** BEGIN Input **
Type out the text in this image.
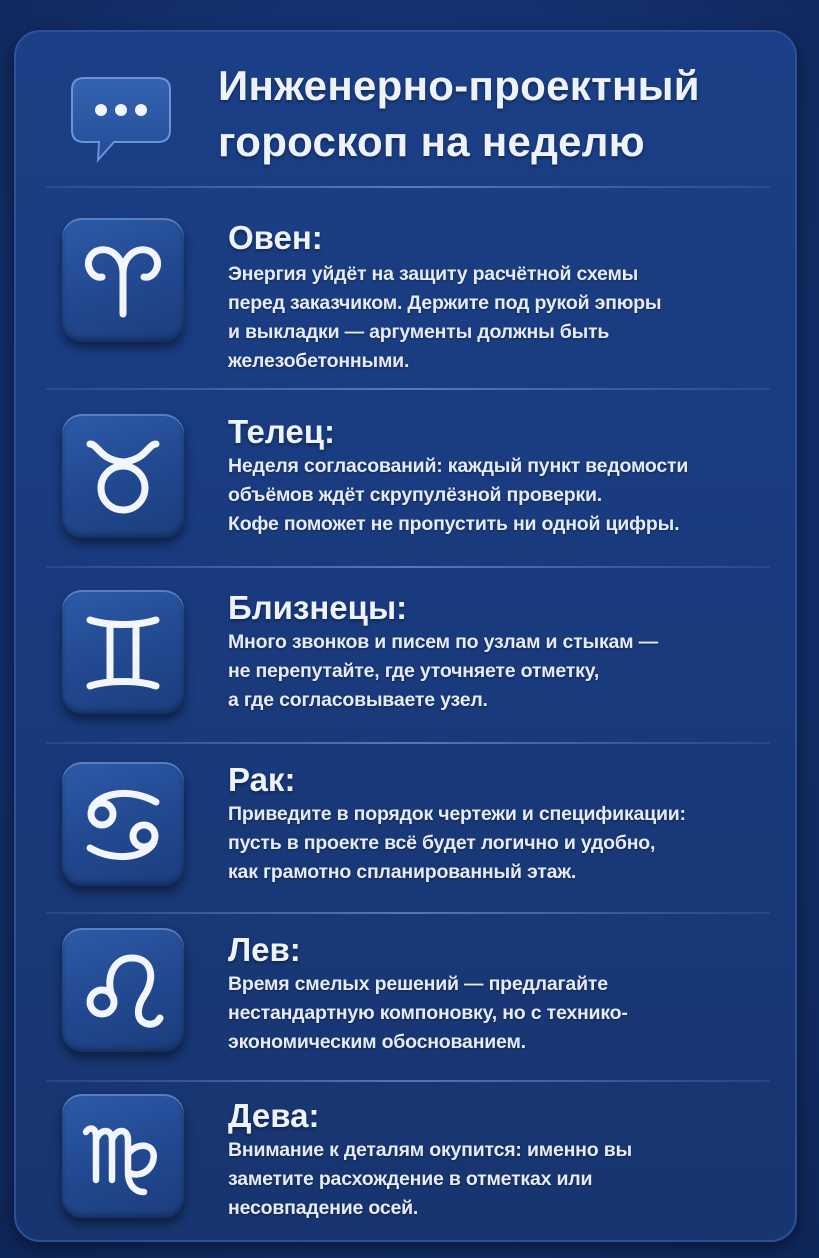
Инженерно-проектный
гороскоп на неделю
Овен:

Энергия уйдёт на защиту расчётной схемы
перед заказчиком. Держите под рукой эпюры
и выкладки — аргументы должны быть
железобетонными.

Телец:

Неделя согласований: каждый пункт ведомости
объёмов ждёт скрупулёзной проверки.
Кофе поможет не пропустить ни одной цифры.

Близнецы:

Много звонков и писем по узлам и стыкам —
не перепутайте, где уточняете отметку,
а где согласовываете узел.

Рак:

Приведите в порядок чертежи и спецификации:
пусть в проекте всё будет логично и удобно,
как грамотно спланированный этаж.

Лев:

Время смелых решений — предлагайте
нестандартную компоновку, но с технико-
экономическим обоснованием.

Дева:

Внимание к деталям окупится: именно вы
заметите расхождение в отметках или
несовпадение осей.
** END Input **
Aim: Generate a word-for-word copy of the preceding records, excluding all pictures.

Solution for this problem:
Type out the text in this image.
Инженерно-проектный
гороскоп на неделю
Овен:

Энергия уйдёт на защиту расчётной схемы
перед заказчиком. Держите под рукой эпюры
и выкладки — аргументы должны быть
железобетонными.

Телец:

Неделя согласований: каждый пункт ведомости
объёмов ждёт скрупулёзной проверки.
Кофе поможет не пропустить ни одной цифры.

Близнецы:

Много звонков и писем по узлам и стыкам —
не перепутайте, где уточняете отметку,
а где согласовываете узел.

Рак:

Приведите в порядок чертежи и спецификации:
пусть в проекте всё будет логично и удобно,
как грамотно спланированный этаж.

Лев:

Время смелых решений — предлагайте
нестандартную компоновку, но с технико-
экономическим обоснованием.

Дева:

Внимание к деталям окупится: именно вы
заметите расхождение в отметках или
несовпадение осей.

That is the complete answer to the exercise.